— Written request —
Write out, unchanged, the lines of the records below, starting at the line that contains "57, 577, 428]" and stopping after the line that contains "437, 401, 452]".
###
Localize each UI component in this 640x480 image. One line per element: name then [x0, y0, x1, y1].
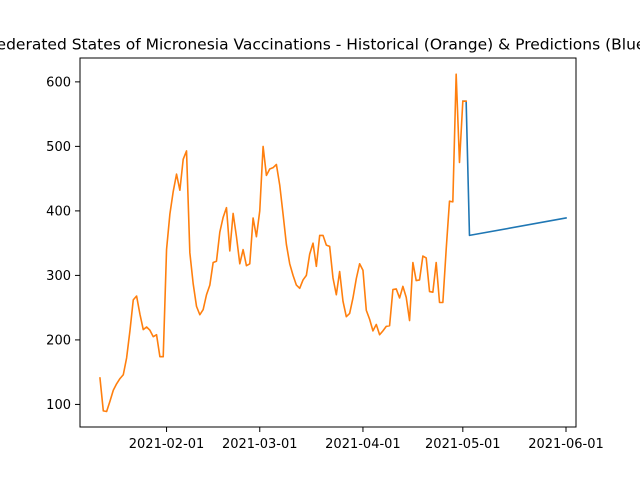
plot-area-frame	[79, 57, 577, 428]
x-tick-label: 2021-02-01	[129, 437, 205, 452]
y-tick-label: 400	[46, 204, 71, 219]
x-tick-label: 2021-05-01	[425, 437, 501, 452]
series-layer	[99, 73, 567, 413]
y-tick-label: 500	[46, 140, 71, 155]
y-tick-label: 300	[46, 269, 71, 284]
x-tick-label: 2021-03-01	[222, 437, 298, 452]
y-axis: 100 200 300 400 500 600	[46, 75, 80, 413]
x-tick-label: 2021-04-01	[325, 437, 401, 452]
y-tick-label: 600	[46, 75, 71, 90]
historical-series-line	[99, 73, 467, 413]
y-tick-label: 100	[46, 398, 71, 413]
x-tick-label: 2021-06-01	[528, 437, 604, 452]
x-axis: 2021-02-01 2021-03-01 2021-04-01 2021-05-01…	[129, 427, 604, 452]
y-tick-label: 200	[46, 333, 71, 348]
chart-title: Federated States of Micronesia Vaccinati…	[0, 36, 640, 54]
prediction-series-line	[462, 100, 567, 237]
###
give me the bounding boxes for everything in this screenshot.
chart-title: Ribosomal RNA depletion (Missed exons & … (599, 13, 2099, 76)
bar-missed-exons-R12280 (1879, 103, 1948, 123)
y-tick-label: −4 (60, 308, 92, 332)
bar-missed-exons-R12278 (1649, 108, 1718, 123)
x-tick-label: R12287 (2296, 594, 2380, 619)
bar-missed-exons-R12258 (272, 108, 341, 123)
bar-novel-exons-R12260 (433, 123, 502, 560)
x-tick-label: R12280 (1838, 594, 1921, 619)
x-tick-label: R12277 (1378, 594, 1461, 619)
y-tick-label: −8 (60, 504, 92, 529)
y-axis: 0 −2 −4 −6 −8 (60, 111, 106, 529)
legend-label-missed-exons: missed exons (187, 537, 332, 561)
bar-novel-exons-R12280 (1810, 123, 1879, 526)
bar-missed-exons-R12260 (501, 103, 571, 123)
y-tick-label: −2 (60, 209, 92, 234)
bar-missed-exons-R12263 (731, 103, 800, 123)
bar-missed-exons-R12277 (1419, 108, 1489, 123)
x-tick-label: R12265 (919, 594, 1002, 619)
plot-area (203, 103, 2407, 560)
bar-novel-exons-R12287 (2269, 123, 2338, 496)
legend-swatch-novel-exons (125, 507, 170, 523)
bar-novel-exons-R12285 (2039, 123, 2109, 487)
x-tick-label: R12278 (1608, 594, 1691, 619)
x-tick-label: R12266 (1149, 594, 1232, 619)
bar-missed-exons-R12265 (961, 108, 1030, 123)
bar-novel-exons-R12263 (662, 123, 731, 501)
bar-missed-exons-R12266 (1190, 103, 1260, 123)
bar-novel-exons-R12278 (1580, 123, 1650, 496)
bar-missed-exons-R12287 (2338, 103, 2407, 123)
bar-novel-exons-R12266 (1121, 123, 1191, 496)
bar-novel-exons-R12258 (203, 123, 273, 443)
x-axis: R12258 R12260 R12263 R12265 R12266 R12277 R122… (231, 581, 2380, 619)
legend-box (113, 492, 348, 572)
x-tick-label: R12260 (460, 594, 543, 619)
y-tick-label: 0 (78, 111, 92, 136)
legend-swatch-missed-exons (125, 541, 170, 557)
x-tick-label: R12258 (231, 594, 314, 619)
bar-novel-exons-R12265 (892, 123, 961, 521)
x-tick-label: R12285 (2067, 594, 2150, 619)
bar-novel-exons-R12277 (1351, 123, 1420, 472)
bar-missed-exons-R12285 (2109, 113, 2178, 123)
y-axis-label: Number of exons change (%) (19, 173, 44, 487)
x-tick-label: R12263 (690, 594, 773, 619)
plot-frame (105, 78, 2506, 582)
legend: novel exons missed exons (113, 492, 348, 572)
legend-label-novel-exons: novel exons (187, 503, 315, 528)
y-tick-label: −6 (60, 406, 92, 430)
###
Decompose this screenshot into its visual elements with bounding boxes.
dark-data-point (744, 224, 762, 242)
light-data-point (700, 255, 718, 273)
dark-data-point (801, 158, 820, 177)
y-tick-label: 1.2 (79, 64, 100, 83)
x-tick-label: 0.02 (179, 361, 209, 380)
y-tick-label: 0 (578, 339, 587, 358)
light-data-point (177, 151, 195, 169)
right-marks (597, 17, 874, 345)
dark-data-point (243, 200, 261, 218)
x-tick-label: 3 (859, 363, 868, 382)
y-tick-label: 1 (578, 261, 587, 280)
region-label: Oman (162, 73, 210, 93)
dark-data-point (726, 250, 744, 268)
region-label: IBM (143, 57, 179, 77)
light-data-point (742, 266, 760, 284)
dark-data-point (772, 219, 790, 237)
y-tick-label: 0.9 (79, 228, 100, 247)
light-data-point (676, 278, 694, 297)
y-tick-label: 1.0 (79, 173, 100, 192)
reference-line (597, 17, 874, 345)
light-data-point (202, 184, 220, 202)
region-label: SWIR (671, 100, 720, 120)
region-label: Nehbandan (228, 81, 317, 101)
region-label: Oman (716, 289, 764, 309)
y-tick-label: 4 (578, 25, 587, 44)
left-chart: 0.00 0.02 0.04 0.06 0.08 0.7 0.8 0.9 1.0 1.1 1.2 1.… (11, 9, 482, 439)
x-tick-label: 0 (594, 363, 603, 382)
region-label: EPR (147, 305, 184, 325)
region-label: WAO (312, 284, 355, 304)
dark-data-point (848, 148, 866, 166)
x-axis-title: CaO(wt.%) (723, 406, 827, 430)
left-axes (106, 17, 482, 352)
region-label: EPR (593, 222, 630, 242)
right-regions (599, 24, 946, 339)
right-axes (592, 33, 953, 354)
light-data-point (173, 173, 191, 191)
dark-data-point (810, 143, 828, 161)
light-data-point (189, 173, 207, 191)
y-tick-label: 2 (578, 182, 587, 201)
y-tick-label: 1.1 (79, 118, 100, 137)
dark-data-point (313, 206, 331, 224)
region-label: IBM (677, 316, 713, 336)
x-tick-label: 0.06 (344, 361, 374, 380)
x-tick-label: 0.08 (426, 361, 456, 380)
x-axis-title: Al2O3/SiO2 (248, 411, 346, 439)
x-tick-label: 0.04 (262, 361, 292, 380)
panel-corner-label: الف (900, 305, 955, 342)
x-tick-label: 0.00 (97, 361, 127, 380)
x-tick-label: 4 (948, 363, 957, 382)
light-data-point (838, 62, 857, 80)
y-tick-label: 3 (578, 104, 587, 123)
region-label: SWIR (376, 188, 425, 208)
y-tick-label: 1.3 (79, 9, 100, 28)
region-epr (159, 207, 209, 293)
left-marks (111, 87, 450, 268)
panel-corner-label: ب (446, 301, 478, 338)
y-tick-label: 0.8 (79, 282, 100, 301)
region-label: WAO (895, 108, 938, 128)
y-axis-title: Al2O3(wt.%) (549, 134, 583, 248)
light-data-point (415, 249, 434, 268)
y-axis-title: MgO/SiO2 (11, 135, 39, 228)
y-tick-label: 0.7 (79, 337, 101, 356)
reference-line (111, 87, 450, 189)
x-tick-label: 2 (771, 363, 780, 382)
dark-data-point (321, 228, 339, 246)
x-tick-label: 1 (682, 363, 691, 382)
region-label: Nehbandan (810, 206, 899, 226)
###
— Correct output —
plot-area-frame	[79, 57, 577, 428]
x-tick-label: 2021-02-01	[129, 437, 205, 452]
y-tick-label: 400	[46, 204, 71, 219]
x-tick-label: 2021-05-01	[425, 437, 501, 452]
series-layer	[99, 73, 567, 413]
y-tick-label: 500	[46, 140, 71, 155]
y-tick-label: 300	[46, 269, 71, 284]
x-tick-label: 2021-03-01	[222, 437, 298, 452]
y-axis: 100 200 300 400 500 600	[46, 75, 80, 413]
x-tick-label: 2021-04-01	[325, 437, 401, 452]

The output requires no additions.